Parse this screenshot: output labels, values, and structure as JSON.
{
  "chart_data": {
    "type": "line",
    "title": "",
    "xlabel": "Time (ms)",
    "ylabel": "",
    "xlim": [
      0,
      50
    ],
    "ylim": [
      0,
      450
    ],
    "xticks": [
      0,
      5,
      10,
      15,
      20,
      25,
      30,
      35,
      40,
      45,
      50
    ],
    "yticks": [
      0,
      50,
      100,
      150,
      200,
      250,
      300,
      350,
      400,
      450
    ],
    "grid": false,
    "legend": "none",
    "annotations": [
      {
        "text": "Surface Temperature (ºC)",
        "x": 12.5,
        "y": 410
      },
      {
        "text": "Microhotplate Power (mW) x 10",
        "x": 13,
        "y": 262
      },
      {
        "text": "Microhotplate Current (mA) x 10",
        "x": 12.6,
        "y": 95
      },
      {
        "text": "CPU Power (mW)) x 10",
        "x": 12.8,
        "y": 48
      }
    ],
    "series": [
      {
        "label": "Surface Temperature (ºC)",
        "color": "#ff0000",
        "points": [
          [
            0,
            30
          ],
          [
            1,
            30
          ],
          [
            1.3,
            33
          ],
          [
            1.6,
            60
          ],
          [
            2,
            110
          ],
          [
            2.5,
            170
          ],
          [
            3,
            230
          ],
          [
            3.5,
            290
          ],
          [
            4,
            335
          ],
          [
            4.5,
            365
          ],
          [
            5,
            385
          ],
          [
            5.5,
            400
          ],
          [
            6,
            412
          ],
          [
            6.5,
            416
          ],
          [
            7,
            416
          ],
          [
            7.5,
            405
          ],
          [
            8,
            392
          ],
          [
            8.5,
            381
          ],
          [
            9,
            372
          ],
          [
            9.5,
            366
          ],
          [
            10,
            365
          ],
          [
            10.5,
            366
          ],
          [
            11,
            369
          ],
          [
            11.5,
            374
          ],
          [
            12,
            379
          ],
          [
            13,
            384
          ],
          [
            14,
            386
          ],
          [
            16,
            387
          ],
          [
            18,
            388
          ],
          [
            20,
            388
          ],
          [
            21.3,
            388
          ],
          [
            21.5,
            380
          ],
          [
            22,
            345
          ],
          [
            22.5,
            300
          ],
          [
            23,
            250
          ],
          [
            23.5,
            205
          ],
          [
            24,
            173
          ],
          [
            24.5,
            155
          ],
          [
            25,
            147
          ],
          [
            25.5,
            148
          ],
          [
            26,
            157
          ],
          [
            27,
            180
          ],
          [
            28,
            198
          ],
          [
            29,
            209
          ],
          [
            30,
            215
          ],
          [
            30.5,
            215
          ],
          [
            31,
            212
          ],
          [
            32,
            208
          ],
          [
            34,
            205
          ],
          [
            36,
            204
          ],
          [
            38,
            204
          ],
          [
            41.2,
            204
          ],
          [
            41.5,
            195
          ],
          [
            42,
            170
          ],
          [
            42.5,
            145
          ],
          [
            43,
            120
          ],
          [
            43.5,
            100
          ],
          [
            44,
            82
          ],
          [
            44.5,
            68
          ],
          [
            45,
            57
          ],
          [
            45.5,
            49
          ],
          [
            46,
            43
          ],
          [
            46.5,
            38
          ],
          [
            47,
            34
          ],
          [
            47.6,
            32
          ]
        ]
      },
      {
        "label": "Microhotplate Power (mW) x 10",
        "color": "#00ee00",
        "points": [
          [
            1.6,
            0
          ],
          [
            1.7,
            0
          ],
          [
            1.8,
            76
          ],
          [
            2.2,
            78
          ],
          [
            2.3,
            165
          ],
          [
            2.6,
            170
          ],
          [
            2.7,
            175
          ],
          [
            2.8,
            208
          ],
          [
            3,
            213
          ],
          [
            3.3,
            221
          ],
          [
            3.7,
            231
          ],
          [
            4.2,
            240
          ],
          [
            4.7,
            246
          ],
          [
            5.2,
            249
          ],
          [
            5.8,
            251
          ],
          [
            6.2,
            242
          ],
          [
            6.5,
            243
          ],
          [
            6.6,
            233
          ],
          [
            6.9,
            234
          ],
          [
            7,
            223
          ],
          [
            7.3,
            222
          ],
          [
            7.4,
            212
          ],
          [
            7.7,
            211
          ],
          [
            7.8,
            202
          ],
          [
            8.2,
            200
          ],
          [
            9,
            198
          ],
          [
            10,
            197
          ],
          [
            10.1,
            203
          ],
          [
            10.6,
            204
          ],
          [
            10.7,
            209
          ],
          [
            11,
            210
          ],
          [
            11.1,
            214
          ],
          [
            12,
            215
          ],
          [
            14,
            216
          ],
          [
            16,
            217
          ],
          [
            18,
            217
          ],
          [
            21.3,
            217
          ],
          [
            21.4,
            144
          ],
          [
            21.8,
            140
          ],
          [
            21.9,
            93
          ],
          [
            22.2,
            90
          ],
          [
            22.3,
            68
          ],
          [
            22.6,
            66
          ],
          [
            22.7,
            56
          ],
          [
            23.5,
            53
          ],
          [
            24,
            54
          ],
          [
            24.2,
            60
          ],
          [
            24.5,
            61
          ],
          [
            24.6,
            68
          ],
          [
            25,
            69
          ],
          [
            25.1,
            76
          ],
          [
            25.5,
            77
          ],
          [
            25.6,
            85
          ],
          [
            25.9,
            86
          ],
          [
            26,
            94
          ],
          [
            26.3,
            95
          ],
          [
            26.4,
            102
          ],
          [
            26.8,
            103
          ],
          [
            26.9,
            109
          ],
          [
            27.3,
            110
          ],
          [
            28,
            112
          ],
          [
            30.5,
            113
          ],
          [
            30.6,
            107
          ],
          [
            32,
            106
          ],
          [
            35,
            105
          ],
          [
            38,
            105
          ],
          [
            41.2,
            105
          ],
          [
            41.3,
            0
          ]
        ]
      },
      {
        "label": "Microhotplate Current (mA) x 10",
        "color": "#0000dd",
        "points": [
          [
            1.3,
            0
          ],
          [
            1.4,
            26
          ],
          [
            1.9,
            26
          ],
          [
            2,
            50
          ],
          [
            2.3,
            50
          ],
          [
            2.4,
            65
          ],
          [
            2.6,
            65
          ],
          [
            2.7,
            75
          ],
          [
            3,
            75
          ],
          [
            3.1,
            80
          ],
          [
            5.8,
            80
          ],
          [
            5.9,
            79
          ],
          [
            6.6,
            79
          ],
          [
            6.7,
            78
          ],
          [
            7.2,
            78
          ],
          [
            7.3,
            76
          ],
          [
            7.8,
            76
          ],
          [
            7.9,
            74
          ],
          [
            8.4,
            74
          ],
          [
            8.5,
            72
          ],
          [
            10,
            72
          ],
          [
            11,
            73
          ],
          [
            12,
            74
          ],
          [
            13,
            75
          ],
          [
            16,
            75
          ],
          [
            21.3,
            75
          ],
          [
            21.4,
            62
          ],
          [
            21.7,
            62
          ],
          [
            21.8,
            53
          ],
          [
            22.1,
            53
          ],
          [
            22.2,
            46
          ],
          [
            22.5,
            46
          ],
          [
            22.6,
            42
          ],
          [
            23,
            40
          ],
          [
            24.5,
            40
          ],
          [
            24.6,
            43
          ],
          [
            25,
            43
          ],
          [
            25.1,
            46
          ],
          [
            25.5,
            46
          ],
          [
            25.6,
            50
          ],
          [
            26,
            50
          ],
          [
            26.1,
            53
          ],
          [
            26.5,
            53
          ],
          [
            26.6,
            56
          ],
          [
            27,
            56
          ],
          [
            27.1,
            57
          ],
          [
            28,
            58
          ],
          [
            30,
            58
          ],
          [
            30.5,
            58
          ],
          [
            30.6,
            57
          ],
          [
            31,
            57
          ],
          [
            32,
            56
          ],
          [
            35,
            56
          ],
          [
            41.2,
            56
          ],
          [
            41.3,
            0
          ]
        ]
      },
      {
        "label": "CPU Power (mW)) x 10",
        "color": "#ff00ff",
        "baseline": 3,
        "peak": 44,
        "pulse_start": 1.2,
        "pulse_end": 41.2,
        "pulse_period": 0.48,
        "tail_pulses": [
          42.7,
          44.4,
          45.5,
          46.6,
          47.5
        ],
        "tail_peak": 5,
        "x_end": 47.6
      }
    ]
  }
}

:::::

--- EXERCISE TASK ---
Which lines above contain the word "Microhotplate"? Copy each of them.

--- CORRECT ANSWER ---
        "text": "Microhotplate Power (mW) x 10",
        "text": "Microhotplate Current (mA) x 10",
        "label": "Microhotplate Power (mW) x 10",
        "label": "Microhotplate Current (mA) x 10",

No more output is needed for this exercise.